What you will do ▸
Leave out the pictures and repeat every record exactly.

Material to process ▸

***

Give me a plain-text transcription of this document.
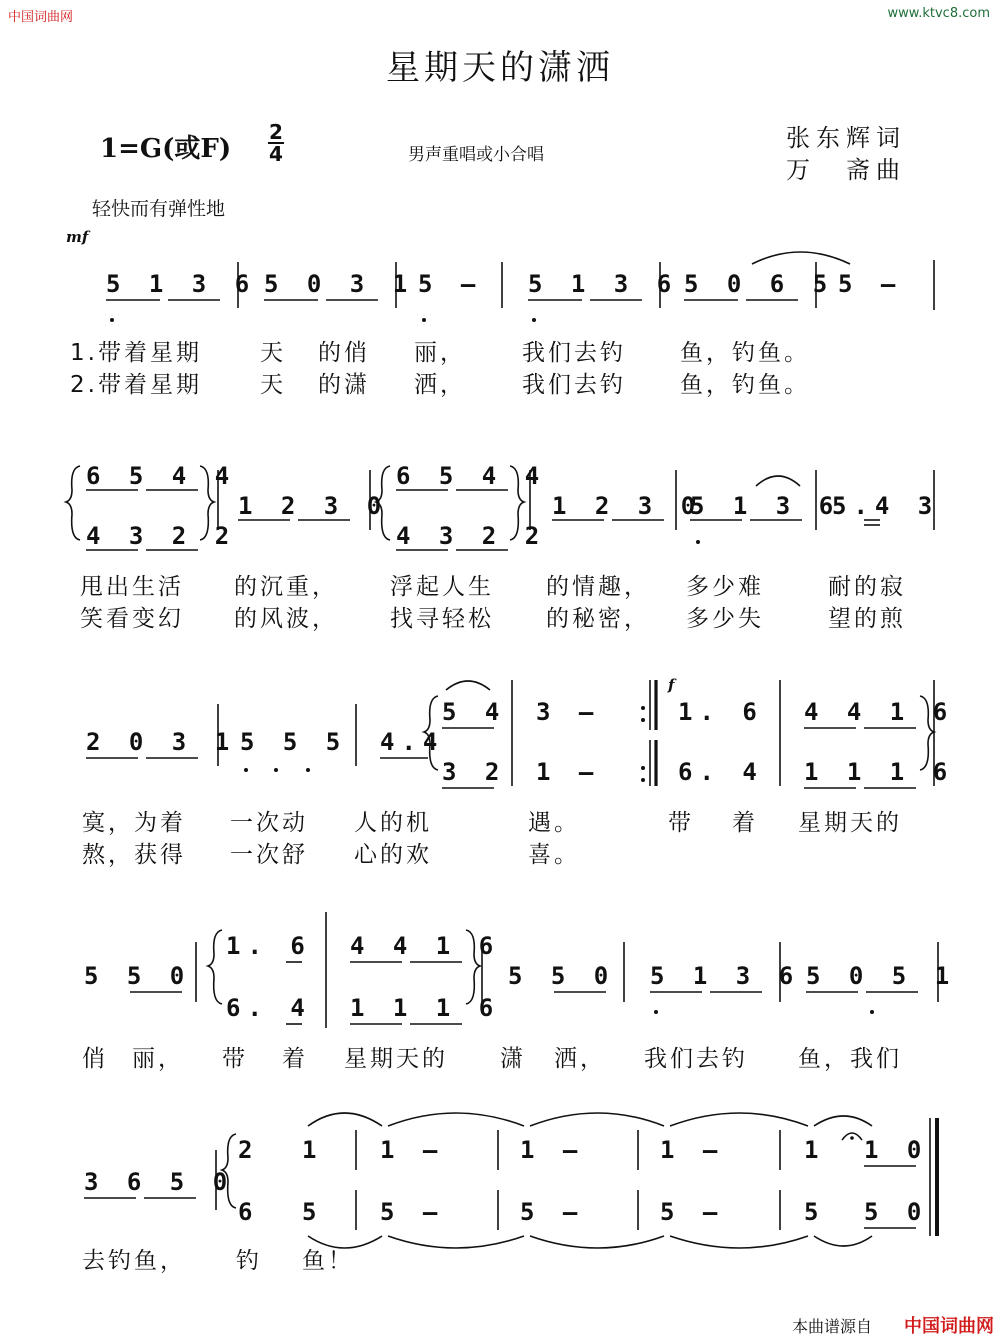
中国词曲网	www.ktvc8.com
星期天的潇洒
1=G(或F)
2
4	男声重唱或小合唱
张东辉词
万　斋曲
轻快而有弹性地
mf
5 1 3 6 5 0 3 1 5 – 5 1 3 6 5 0 6 5 5 –
1.带着星期	天 的俏 丽， 我们去钓 鱼，钓鱼。
2.带着星期	天 的潇 洒， 我们去钓 鱼，钓鱼。
6 5 4 4
4 3 2 2
1 2 3 0
6 5 4 4
4 3 2 2
1 2 3 0
5 1 3 6
5.4 3
甩出生活 的沉重， 浮起人生 的情趣， 多少难	耐的寂
笑看变幻 的风波， 找寻轻松 的秘密， 多少失	望的煎
2 0 3 1 5 5 5 4.4
5 4
3 2
3 –
1 –
f
1. 6
6. 4
4 4 1 6
1 1 1 6
寞，为着 一次动 人的机	遇。	带 着 星期天的
熬，获得 一次舒 心的欢	喜。
5 5 0
1. 6
6. 4
4 4 1 6
1 1 1 6
5 5 0 5 1 3 6 5 0 5 1
俏 丽， 带 着 星期天的 潇 洒， 我们去钓 鱼，我们
3 6 5 0
2
6
1
5
1 –
5 –
1 –
5 –
1 –
5 –
1
5
1 0
5 0
去钓鱼， 钓 鱼！
本曲谱源自 中国词曲网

***

Task response ▸
Give me a plain-text transcription of this document.
中国词曲网	www.ktvc8.com
星期天的潇洒
1=G(或F)
2
4	男声重唱或小合唱
张东辉词
万　斋曲
轻快而有弹性地
mf
5 1 3 6 5 0 3 1 5 – 5 1 3 6 5 0 6 5 5 –
1.带着星期	天 的俏 丽， 我们去钓 鱼，钓鱼。
2.带着星期	天 的潇 洒， 我们去钓 鱼，钓鱼。
6 5 4 4
4 3 2 2
1 2 3 0
6 5 4 4
4 3 2 2
1 2 3 0
5 1 3 6
5.4 3
甩出生活 的沉重， 浮起人生 的情趣， 多少难	耐的寂
笑看变幻 的风波， 找寻轻松 的秘密， 多少失	望的煎
2 0 3 1 5 5 5 4.4
5 4
3 2
3 –
1 –
f
1. 6
6. 4
4 4 1 6
1 1 1 6
寞，为着 一次动 人的机	遇。	带 着 星期天的
熬，获得 一次舒 心的欢	喜。
5 5 0
1. 6
6. 4
4 4 1 6
1 1 1 6
5 5 0 5 1 3 6 5 0 5 1
俏 丽， 带 着 星期天的 潇 洒， 我们去钓 鱼，我们
3 6 5 0
2
6
1
5
1 –
5 –
1 –
5 –
1 –
5 –
1
5
1 0
5 0
去钓鱼， 钓 鱼！
本曲谱源自 中国词曲网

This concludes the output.